- [JOB]:
Among the entries, which lines carry the string "label"? Copy each of them.

[START DATA ROWS]

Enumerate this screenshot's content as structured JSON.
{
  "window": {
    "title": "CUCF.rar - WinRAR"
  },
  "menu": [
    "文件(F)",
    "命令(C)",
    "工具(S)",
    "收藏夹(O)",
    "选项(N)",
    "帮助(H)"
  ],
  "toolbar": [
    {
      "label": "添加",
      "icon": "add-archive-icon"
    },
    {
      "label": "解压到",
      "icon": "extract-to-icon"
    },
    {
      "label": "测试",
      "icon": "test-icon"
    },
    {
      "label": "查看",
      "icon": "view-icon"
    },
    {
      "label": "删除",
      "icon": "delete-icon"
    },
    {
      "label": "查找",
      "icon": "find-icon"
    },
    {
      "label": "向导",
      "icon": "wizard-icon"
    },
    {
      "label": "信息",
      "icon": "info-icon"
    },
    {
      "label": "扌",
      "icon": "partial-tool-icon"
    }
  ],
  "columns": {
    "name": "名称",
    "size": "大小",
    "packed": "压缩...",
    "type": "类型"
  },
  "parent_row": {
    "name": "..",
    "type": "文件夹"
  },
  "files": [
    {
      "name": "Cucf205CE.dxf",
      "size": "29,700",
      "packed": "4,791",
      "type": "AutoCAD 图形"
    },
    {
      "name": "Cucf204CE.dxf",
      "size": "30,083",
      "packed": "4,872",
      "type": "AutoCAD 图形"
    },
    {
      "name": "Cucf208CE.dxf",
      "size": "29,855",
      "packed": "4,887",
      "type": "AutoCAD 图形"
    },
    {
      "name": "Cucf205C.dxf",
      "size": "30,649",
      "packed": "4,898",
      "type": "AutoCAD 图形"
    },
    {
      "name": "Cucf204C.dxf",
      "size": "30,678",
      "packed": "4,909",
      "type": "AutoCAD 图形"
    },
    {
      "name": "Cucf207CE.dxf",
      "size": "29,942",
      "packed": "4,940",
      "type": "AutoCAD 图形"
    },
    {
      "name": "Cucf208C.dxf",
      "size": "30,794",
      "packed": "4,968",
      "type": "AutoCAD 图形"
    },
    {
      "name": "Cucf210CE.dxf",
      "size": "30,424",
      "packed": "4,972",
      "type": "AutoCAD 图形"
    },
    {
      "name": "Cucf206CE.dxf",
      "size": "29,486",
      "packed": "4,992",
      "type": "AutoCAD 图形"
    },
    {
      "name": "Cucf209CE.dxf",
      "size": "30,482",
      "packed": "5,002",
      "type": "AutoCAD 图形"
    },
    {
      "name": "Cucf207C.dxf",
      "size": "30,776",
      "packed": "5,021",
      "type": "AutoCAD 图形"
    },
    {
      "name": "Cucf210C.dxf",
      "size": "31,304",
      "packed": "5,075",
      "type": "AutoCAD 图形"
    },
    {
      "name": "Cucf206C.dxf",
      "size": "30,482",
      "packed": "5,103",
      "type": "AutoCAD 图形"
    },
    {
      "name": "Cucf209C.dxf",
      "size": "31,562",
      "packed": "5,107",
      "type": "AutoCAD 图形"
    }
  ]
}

[END DATA ROWS]

- [FULL RESPONSE]:
      "label": "添加",
      "label": "解压到",
      "label": "测试",
      "label": "查看",
      "label": "删除",
      "label": "查找",
      "label": "向导",
      "label": "信息",
      "label": "扌",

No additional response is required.